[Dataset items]
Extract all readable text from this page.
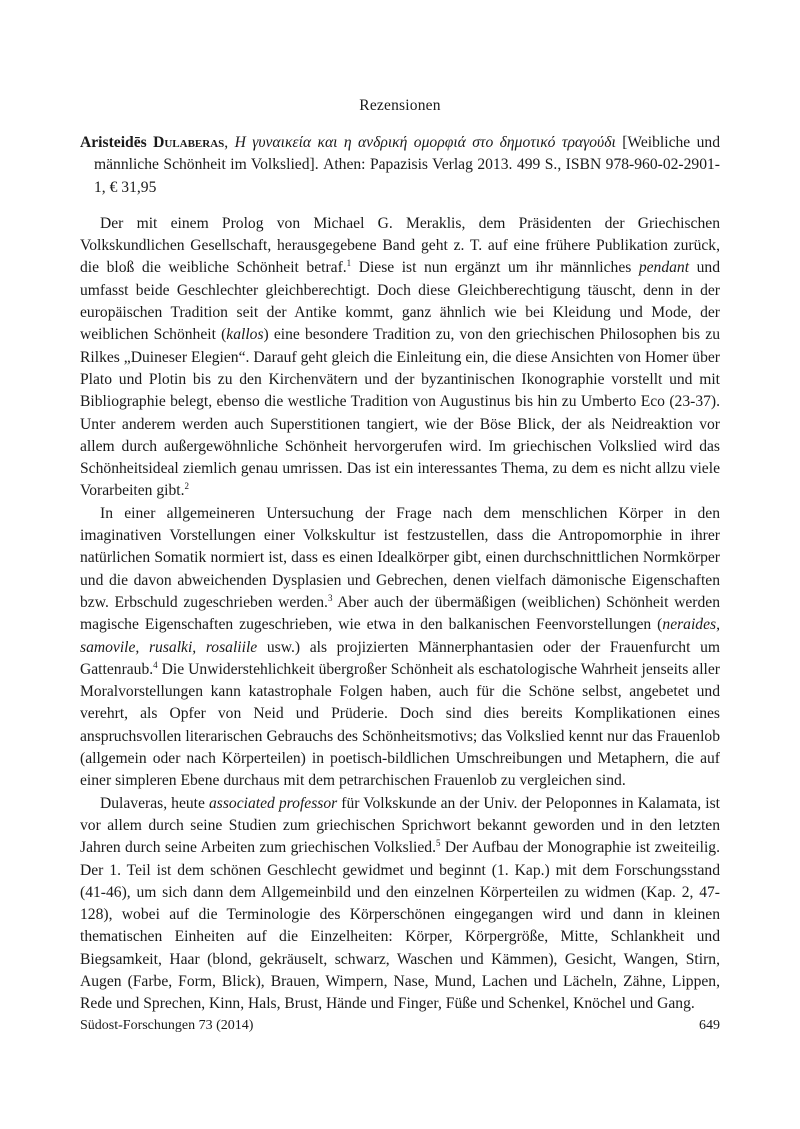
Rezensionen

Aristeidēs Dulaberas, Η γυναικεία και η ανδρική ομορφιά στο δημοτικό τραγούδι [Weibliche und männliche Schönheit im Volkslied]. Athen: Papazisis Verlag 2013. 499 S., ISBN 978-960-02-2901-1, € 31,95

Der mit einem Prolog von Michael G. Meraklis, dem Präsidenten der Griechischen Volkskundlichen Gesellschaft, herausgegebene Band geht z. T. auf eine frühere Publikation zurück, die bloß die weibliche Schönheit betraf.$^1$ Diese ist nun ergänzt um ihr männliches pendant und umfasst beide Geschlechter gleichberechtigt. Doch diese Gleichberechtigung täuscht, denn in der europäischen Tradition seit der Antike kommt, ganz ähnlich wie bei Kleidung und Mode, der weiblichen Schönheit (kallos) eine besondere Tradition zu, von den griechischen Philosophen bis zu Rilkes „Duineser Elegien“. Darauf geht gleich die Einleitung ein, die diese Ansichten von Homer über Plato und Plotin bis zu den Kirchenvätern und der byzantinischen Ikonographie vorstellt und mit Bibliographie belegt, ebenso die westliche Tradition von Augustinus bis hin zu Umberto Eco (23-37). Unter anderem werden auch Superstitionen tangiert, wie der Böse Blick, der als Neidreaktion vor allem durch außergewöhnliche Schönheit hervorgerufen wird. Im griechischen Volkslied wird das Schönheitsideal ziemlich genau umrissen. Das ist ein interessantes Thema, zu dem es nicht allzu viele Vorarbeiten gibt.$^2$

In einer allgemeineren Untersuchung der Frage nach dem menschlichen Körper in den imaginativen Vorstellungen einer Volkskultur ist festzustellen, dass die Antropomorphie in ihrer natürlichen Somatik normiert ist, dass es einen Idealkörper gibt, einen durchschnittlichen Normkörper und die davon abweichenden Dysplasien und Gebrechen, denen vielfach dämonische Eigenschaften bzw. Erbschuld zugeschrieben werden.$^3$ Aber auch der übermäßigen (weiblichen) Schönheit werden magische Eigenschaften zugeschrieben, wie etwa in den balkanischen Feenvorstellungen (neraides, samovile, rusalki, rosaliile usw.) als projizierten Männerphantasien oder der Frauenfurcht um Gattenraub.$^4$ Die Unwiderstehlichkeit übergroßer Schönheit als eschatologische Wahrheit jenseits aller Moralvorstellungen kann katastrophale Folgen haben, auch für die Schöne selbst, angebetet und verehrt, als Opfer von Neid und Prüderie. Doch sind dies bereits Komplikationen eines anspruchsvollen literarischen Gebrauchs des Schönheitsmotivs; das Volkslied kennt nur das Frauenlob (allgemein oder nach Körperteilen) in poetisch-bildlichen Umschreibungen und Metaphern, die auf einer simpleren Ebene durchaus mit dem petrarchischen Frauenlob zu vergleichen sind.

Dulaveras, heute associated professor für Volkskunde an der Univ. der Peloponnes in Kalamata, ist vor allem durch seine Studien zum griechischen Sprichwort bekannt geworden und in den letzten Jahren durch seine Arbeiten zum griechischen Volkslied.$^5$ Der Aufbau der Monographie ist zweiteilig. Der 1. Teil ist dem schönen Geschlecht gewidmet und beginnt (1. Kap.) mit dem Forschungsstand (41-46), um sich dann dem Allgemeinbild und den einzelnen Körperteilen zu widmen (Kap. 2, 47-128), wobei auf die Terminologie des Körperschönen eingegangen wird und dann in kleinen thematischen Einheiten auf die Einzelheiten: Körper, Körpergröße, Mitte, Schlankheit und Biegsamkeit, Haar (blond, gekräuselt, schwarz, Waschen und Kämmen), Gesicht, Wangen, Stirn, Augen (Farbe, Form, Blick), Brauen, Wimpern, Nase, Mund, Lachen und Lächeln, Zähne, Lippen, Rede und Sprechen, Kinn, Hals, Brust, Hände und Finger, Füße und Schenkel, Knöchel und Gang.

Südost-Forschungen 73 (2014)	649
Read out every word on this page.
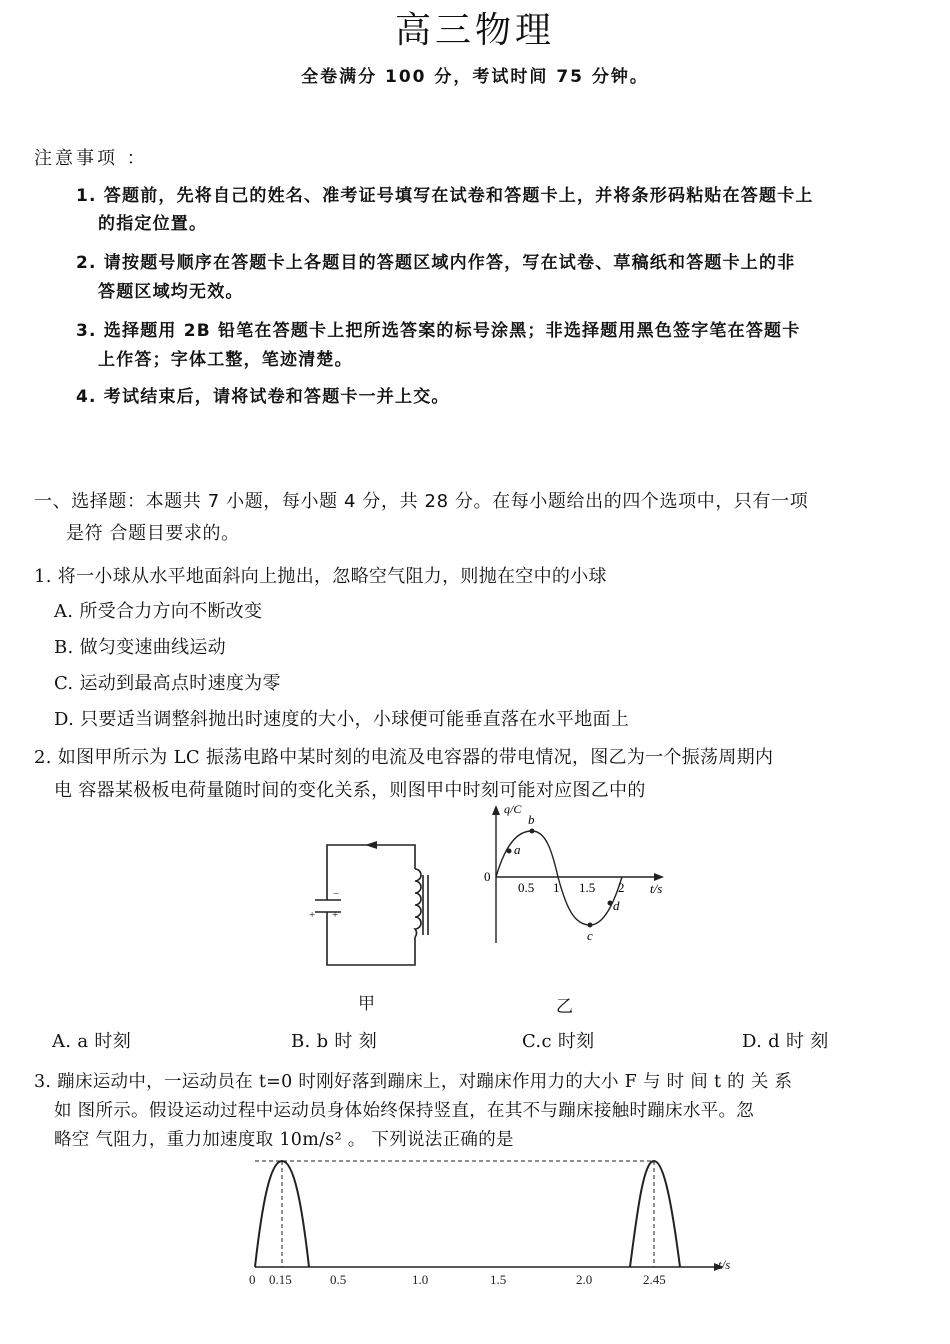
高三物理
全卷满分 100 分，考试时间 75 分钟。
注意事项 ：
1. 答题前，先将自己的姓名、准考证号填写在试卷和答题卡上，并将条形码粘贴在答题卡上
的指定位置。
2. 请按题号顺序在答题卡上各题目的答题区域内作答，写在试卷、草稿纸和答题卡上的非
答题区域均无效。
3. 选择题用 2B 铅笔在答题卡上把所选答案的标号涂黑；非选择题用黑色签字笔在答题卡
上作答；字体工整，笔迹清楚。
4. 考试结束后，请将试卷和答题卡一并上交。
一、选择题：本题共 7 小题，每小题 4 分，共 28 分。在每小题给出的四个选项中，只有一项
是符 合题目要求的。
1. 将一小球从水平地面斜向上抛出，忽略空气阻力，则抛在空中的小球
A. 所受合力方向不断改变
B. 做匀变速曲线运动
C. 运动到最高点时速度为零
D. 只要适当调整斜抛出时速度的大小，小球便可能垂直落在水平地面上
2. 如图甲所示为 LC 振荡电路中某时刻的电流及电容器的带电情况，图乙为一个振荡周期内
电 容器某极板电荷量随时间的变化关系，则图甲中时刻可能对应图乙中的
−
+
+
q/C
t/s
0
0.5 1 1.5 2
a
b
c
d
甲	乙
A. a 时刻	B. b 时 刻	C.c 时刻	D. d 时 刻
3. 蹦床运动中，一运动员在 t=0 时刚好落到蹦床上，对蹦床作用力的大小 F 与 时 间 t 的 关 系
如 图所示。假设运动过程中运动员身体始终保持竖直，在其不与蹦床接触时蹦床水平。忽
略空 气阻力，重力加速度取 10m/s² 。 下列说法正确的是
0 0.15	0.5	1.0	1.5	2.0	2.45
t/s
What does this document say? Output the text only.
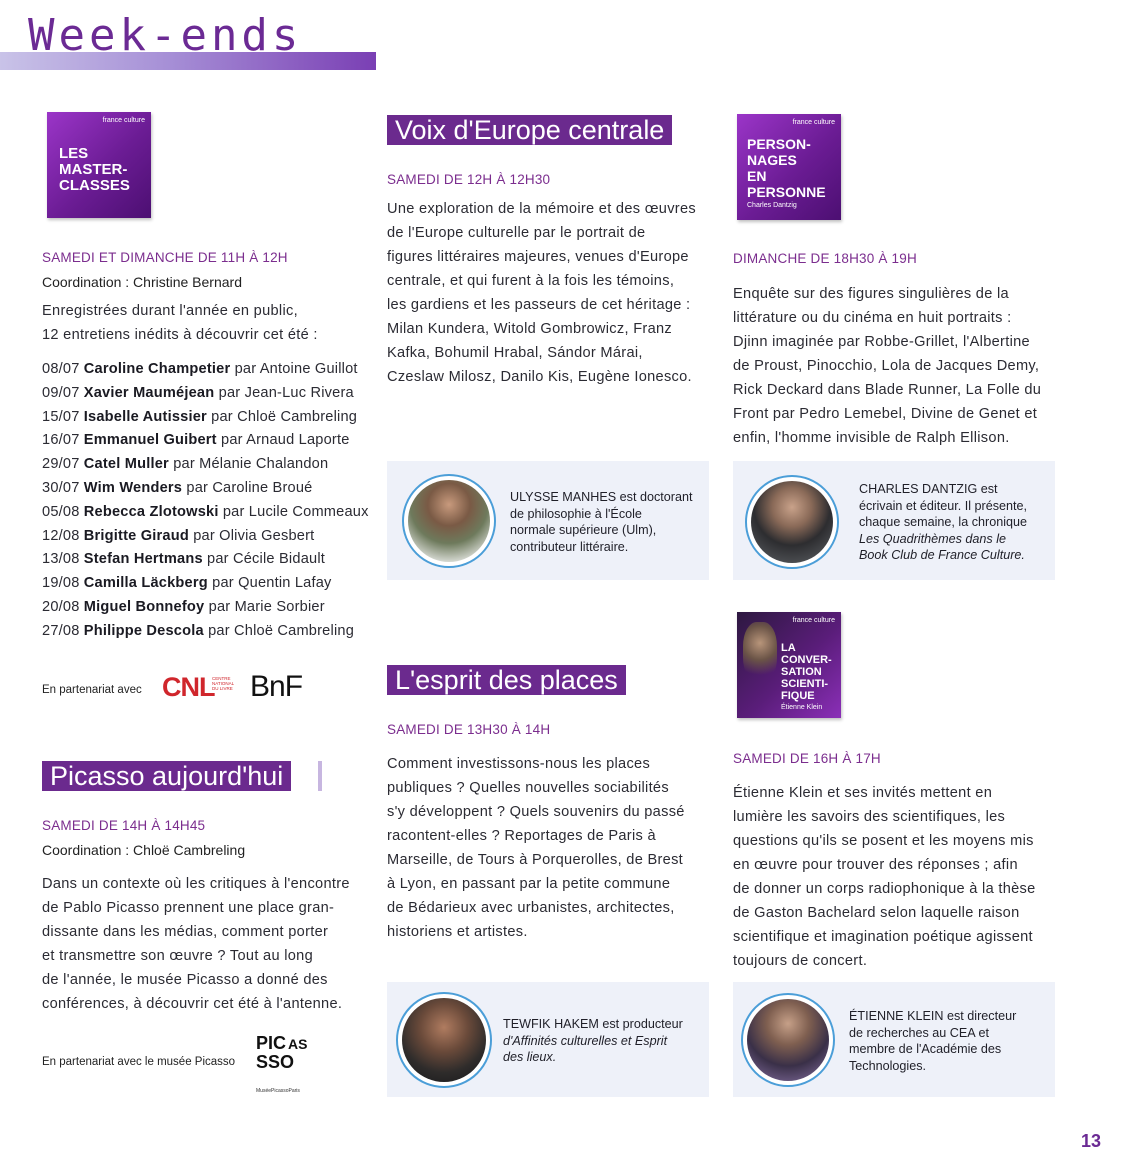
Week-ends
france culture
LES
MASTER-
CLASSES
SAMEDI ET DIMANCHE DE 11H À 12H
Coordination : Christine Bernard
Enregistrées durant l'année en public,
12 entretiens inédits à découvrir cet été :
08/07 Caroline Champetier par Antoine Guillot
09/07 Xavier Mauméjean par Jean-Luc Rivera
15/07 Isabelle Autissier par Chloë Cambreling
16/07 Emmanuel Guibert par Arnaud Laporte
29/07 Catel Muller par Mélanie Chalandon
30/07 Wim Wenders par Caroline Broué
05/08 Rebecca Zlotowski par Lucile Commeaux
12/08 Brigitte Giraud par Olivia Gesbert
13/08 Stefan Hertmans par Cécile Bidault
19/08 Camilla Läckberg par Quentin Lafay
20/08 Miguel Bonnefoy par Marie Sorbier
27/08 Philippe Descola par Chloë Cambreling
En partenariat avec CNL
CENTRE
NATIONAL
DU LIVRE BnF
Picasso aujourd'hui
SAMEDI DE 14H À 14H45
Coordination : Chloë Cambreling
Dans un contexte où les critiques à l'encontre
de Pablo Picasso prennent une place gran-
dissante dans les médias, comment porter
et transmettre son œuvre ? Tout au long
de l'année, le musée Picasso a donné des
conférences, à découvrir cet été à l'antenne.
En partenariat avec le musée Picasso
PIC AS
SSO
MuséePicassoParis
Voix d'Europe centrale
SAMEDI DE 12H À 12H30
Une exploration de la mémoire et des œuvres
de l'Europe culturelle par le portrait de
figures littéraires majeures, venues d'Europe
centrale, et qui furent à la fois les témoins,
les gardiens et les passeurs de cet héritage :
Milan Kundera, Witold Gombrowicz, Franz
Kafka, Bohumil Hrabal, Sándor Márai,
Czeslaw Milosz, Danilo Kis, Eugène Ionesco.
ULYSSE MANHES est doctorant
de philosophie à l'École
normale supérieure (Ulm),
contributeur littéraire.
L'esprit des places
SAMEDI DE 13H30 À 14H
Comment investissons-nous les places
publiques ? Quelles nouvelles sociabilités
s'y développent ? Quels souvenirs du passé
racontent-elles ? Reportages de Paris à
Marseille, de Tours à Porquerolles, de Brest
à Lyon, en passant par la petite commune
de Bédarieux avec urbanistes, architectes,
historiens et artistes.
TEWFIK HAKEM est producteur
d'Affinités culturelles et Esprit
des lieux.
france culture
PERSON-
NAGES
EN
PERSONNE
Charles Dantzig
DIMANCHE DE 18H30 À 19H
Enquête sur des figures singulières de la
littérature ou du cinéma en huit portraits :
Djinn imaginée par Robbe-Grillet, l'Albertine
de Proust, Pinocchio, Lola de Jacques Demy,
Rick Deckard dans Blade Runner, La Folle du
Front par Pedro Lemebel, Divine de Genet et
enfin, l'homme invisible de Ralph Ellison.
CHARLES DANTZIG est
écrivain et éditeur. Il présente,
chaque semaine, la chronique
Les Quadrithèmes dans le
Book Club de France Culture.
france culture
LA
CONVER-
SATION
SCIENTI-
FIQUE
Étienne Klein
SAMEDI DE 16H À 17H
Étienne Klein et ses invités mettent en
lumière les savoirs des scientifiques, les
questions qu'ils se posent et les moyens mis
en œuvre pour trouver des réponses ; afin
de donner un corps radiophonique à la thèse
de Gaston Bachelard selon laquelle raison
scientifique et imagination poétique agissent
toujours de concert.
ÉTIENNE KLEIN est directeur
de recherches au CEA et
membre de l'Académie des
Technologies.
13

[Short task]
Show the lines of the data that hold the word "découvrir".

[Task output]
12 entretiens inédits à découvrir cet été :
conférences, à découvrir cet été à l'antenne.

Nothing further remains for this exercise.